[Given records]
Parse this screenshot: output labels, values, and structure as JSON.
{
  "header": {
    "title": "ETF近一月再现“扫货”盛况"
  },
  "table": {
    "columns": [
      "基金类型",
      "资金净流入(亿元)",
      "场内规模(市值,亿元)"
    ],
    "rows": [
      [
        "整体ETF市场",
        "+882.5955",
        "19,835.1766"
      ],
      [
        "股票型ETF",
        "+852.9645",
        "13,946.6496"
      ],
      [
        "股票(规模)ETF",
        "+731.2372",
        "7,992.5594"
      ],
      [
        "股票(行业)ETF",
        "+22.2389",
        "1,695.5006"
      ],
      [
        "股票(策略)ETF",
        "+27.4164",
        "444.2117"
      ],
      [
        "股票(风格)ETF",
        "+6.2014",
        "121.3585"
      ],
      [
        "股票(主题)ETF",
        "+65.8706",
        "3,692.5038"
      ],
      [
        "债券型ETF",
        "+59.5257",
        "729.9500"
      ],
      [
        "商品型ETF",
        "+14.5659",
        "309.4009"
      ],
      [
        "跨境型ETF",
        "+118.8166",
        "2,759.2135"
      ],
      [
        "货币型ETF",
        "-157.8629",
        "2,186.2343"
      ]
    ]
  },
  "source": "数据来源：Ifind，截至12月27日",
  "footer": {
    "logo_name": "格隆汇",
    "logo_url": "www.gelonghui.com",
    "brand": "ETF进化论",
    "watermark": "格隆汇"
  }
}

[Problem statement]
Make a verbatim copy of every entry shown above.

[Response to this task]
Parse this screenshot: output labels, values, and structure as JSON.
{
  "header": {
    "title": "ETF近一月再现“扫货”盛况"
  },
  "table": {
    "columns": [
      "基金类型",
      "资金净流入(亿元)",
      "场内规模(市值,亿元)"
    ],
    "rows": [
      [
        "整体ETF市场",
        "+882.5955",
        "19,835.1766"
      ],
      [
        "股票型ETF",
        "+852.9645",
        "13,946.6496"
      ],
      [
        "股票(规模)ETF",
        "+731.2372",
        "7,992.5594"
      ],
      [
        "股票(行业)ETF",
        "+22.2389",
        "1,695.5006"
      ],
      [
        "股票(策略)ETF",
        "+27.4164",
        "444.2117"
      ],
      [
        "股票(风格)ETF",
        "+6.2014",
        "121.3585"
      ],
      [
        "股票(主题)ETF",
        "+65.8706",
        "3,692.5038"
      ],
      [
        "债券型ETF",
        "+59.5257",
        "729.9500"
      ],
      [
        "商品型ETF",
        "+14.5659",
        "309.4009"
      ],
      [
        "跨境型ETF",
        "+118.8166",
        "2,759.2135"
      ],
      [
        "货币型ETF",
        "-157.8629",
        "2,186.2343"
      ]
    ]
  },
  "source": "数据来源：Ifind，截至12月27日",
  "footer": {
    "logo_name": "格隆汇",
    "logo_url": "www.gelonghui.com",
    "brand": "ETF进化论",
    "watermark": "格隆汇"
  }
}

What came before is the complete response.